WORK TO COMPLETE
Copy out all the records exactly.
-*-*-
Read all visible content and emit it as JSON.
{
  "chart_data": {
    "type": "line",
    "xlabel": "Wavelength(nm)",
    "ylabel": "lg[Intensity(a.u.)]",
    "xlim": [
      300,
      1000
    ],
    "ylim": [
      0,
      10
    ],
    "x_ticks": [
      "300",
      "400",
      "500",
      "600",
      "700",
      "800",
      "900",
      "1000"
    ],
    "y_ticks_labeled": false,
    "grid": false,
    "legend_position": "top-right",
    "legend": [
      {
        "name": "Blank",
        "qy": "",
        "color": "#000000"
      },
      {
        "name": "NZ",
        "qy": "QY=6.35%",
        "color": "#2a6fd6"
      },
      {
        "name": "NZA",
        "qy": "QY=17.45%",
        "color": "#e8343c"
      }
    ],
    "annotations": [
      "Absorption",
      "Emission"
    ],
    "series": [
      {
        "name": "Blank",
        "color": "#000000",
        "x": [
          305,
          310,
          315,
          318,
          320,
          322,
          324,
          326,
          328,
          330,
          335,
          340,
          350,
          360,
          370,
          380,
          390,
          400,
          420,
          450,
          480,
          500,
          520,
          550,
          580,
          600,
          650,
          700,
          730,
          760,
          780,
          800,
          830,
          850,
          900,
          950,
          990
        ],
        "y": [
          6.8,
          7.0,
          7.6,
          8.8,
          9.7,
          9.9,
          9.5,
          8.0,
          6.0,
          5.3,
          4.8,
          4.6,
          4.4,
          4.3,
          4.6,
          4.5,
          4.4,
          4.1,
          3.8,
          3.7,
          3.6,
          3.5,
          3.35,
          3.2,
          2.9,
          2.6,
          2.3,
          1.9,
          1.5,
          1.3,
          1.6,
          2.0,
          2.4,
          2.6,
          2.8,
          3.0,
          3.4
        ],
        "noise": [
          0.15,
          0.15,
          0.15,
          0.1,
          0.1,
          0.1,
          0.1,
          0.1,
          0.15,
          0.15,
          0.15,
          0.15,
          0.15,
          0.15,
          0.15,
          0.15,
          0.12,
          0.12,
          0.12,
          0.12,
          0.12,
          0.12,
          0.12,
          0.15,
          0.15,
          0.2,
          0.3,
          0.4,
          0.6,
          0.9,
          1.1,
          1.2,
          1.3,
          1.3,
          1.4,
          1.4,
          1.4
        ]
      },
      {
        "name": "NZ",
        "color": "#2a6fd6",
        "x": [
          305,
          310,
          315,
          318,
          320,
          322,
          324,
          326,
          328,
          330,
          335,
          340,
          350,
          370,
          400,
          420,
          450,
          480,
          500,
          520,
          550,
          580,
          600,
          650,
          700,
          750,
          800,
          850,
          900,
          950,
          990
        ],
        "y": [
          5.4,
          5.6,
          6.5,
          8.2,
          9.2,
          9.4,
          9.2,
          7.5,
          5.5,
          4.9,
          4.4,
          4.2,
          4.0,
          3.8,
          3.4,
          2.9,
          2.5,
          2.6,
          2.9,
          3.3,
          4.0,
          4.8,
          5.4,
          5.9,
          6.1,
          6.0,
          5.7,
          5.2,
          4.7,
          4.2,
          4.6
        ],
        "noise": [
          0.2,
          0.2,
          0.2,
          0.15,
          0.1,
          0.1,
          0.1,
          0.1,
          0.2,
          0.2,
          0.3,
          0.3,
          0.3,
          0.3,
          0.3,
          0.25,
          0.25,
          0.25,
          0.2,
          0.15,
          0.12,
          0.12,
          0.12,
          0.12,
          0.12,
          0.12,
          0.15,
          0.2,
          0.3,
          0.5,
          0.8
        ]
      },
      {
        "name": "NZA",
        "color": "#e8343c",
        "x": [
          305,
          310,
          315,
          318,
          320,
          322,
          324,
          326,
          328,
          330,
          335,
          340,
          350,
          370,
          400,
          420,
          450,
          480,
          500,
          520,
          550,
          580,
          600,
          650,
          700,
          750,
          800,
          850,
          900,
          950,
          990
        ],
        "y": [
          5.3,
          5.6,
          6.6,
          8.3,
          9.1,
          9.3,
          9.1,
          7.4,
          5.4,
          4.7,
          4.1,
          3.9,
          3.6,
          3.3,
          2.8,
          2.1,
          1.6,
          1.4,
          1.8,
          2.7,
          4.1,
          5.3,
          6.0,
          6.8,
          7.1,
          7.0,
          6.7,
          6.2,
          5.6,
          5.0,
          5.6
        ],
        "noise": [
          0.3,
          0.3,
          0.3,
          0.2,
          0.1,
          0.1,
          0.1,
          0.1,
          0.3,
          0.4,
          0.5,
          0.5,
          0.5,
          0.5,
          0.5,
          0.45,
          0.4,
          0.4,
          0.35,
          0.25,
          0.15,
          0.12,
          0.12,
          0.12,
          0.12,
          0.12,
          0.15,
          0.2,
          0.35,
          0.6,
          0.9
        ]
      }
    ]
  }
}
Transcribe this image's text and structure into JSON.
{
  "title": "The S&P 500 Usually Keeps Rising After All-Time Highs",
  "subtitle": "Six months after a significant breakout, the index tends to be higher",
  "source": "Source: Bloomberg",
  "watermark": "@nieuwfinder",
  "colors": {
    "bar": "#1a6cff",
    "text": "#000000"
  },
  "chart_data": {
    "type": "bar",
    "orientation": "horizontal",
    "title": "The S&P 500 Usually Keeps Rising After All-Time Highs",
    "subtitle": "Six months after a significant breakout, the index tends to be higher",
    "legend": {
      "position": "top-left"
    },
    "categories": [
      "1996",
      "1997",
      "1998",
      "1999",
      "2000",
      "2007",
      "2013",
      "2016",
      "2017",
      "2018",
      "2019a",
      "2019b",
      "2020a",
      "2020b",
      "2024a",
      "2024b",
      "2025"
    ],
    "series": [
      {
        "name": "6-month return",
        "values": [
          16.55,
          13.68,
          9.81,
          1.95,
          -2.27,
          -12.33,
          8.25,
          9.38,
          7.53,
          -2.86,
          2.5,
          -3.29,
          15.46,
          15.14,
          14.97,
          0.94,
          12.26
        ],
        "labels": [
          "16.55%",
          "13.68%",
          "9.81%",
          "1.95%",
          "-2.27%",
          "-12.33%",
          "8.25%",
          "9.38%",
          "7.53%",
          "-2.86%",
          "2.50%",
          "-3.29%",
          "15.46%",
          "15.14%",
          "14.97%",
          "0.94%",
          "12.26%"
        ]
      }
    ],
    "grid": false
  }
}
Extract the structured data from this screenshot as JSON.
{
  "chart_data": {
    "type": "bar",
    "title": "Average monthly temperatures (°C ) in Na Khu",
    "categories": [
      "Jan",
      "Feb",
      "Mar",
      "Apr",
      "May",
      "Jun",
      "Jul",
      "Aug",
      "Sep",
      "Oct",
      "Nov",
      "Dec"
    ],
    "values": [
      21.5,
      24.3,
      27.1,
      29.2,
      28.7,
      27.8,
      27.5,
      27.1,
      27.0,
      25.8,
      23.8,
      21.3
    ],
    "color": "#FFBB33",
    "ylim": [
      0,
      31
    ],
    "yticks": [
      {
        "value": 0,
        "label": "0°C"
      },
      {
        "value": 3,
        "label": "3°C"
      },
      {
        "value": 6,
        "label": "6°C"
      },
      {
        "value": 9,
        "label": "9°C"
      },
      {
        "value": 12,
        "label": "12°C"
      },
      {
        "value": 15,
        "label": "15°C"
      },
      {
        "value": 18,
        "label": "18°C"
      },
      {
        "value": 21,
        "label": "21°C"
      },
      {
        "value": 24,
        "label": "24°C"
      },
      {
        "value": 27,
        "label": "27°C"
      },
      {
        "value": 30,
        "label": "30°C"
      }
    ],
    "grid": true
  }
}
-*-*-
FINISHED ANSWER
Read all visible content and emit it as JSON.
{
  "chart_data": {
    "type": "line",
    "xlabel": "Wavelength(nm)",
    "ylabel": "lg[Intensity(a.u.)]",
    "xlim": [
      300,
      1000
    ],
    "ylim": [
      0,
      10
    ],
    "x_ticks": [
      "300",
      "400",
      "500",
      "600",
      "700",
      "800",
      "900",
      "1000"
    ],
    "y_ticks_labeled": false,
    "grid": false,
    "legend_position": "top-right",
    "legend": [
      {
        "name": "Blank",
        "qy": "",
        "color": "#000000"
      },
      {
        "name": "NZ",
        "qy": "QY=6.35%",
        "color": "#2a6fd6"
      },
      {
        "name": "NZA",
        "qy": "QY=17.45%",
        "color": "#e8343c"
      }
    ],
    "annotations": [
      "Absorption",
      "Emission"
    ],
    "series": [
      {
        "name": "Blank",
        "color": "#000000",
        "x": [
          305,
          310,
          315,
          318,
          320,
          322,
          324,
          326,
          328,
          330,
          335,
          340,
          350,
          360,
          370,
          380,
          390,
          400,
          420,
          450,
          480,
          500,
          520,
          550,
          580,
          600,
          650,
          700,
          730,
          760,
          780,
          800,
          830,
          850,
          900,
          950,
          990
        ],
        "y": [
          6.8,
          7.0,
          7.6,
          8.8,
          9.7,
          9.9,
          9.5,
          8.0,
          6.0,
          5.3,
          4.8,
          4.6,
          4.4,
          4.3,
          4.6,
          4.5,
          4.4,
          4.1,
          3.8,
          3.7,
          3.6,
          3.5,
          3.35,
          3.2,
          2.9,
          2.6,
          2.3,
          1.9,
          1.5,
          1.3,
          1.6,
          2.0,
          2.4,
          2.6,
          2.8,
          3.0,
          3.4
        ],
        "noise": [
          0.15,
          0.15,
          0.15,
          0.1,
          0.1,
          0.1,
          0.1,
          0.1,
          0.15,
          0.15,
          0.15,
          0.15,
          0.15,
          0.15,
          0.15,
          0.15,
          0.12,
          0.12,
          0.12,
          0.12,
          0.12,
          0.12,
          0.12,
          0.15,
          0.15,
          0.2,
          0.3,
          0.4,
          0.6,
          0.9,
          1.1,
          1.2,
          1.3,
          1.3,
          1.4,
          1.4,
          1.4
        ]
      },
      {
        "name": "NZ",
        "color": "#2a6fd6",
        "x": [
          305,
          310,
          315,
          318,
          320,
          322,
          324,
          326,
          328,
          330,
          335,
          340,
          350,
          370,
          400,
          420,
          450,
          480,
          500,
          520,
          550,
          580,
          600,
          650,
          700,
          750,
          800,
          850,
          900,
          950,
          990
        ],
        "y": [
          5.4,
          5.6,
          6.5,
          8.2,
          9.2,
          9.4,
          9.2,
          7.5,
          5.5,
          4.9,
          4.4,
          4.2,
          4.0,
          3.8,
          3.4,
          2.9,
          2.5,
          2.6,
          2.9,
          3.3,
          4.0,
          4.8,
          5.4,
          5.9,
          6.1,
          6.0,
          5.7,
          5.2,
          4.7,
          4.2,
          4.6
        ],
        "noise": [
          0.2,
          0.2,
          0.2,
          0.15,
          0.1,
          0.1,
          0.1,
          0.1,
          0.2,
          0.2,
          0.3,
          0.3,
          0.3,
          0.3,
          0.3,
          0.25,
          0.25,
          0.25,
          0.2,
          0.15,
          0.12,
          0.12,
          0.12,
          0.12,
          0.12,
          0.12,
          0.15,
          0.2,
          0.3,
          0.5,
          0.8
        ]
      },
      {
        "name": "NZA",
        "color": "#e8343c",
        "x": [
          305,
          310,
          315,
          318,
          320,
          322,
          324,
          326,
          328,
          330,
          335,
          340,
          350,
          370,
          400,
          420,
          450,
          480,
          500,
          520,
          550,
          580,
          600,
          650,
          700,
          750,
          800,
          850,
          900,
          950,
          990
        ],
        "y": [
          5.3,
          5.6,
          6.6,
          8.3,
          9.1,
          9.3,
          9.1,
          7.4,
          5.4,
          4.7,
          4.1,
          3.9,
          3.6,
          3.3,
          2.8,
          2.1,
          1.6,
          1.4,
          1.8,
          2.7,
          4.1,
          5.3,
          6.0,
          6.8,
          7.1,
          7.0,
          6.7,
          6.2,
          5.6,
          5.0,
          5.6
        ],
        "noise": [
          0.3,
          0.3,
          0.3,
          0.2,
          0.1,
          0.1,
          0.1,
          0.1,
          0.3,
          0.4,
          0.5,
          0.5,
          0.5,
          0.5,
          0.5,
          0.45,
          0.4,
          0.4,
          0.35,
          0.25,
          0.15,
          0.12,
          0.12,
          0.12,
          0.12,
          0.12,
          0.15,
          0.2,
          0.35,
          0.6,
          0.9
        ]
      }
    ]
  }
}
Transcribe this image's text and structure into JSON.
{
  "title": "The S&P 500 Usually Keeps Rising After All-Time Highs",
  "subtitle": "Six months after a significant breakout, the index tends to be higher",
  "source": "Source: Bloomberg",
  "watermark": "@nieuwfinder",
  "colors": {
    "bar": "#1a6cff",
    "text": "#000000"
  },
  "chart_data": {
    "type": "bar",
    "orientation": "horizontal",
    "title": "The S&P 500 Usually Keeps Rising After All-Time Highs",
    "subtitle": "Six months after a significant breakout, the index tends to be higher",
    "legend": {
      "position": "top-left"
    },
    "categories": [
      "1996",
      "1997",
      "1998",
      "1999",
      "2000",
      "2007",
      "2013",
      "2016",
      "2017",
      "2018",
      "2019a",
      "2019b",
      "2020a",
      "2020b",
      "2024a",
      "2024b",
      "2025"
    ],
    "series": [
      {
        "name": "6-month return",
        "values": [
          16.55,
          13.68,
          9.81,
          1.95,
          -2.27,
          -12.33,
          8.25,
          9.38,
          7.53,
          -2.86,
          2.5,
          -3.29,
          15.46,
          15.14,
          14.97,
          0.94,
          12.26
        ],
        "labels": [
          "16.55%",
          "13.68%",
          "9.81%",
          "1.95%",
          "-2.27%",
          "-12.33%",
          "8.25%",
          "9.38%",
          "7.53%",
          "-2.86%",
          "2.50%",
          "-3.29%",
          "15.46%",
          "15.14%",
          "14.97%",
          "0.94%",
          "12.26%"
        ]
      }
    ],
    "grid": false
  }
}
Extract the structured data from this screenshot as JSON.
{
  "chart_data": {
    "type": "bar",
    "title": "Average monthly temperatures (°C ) in Na Khu",
    "categories": [
      "Jan",
      "Feb",
      "Mar",
      "Apr",
      "May",
      "Jun",
      "Jul",
      "Aug",
      "Sep",
      "Oct",
      "Nov",
      "Dec"
    ],
    "values": [
      21.5,
      24.3,
      27.1,
      29.2,
      28.7,
      27.8,
      27.5,
      27.1,
      27.0,
      25.8,
      23.8,
      21.3
    ],
    "color": "#FFBB33",
    "ylim": [
      0,
      31
    ],
    "yticks": [
      {
        "value": 0,
        "label": "0°C"
      },
      {
        "value": 3,
        "label": "3°C"
      },
      {
        "value": 6,
        "label": "6°C"
      },
      {
        "value": 9,
        "label": "9°C"
      },
      {
        "value": 12,
        "label": "12°C"
      },
      {
        "value": 15,
        "label": "15°C"
      },
      {
        "value": 18,
        "label": "18°C"
      },
      {
        "value": 21,
        "label": "21°C"
      },
      {
        "value": 24,
        "label": "24°C"
      },
      {
        "value": 27,
        "label": "27°C"
      },
      {
        "value": 30,
        "label": "30°C"
      }
    ],
    "grid": true
  }
}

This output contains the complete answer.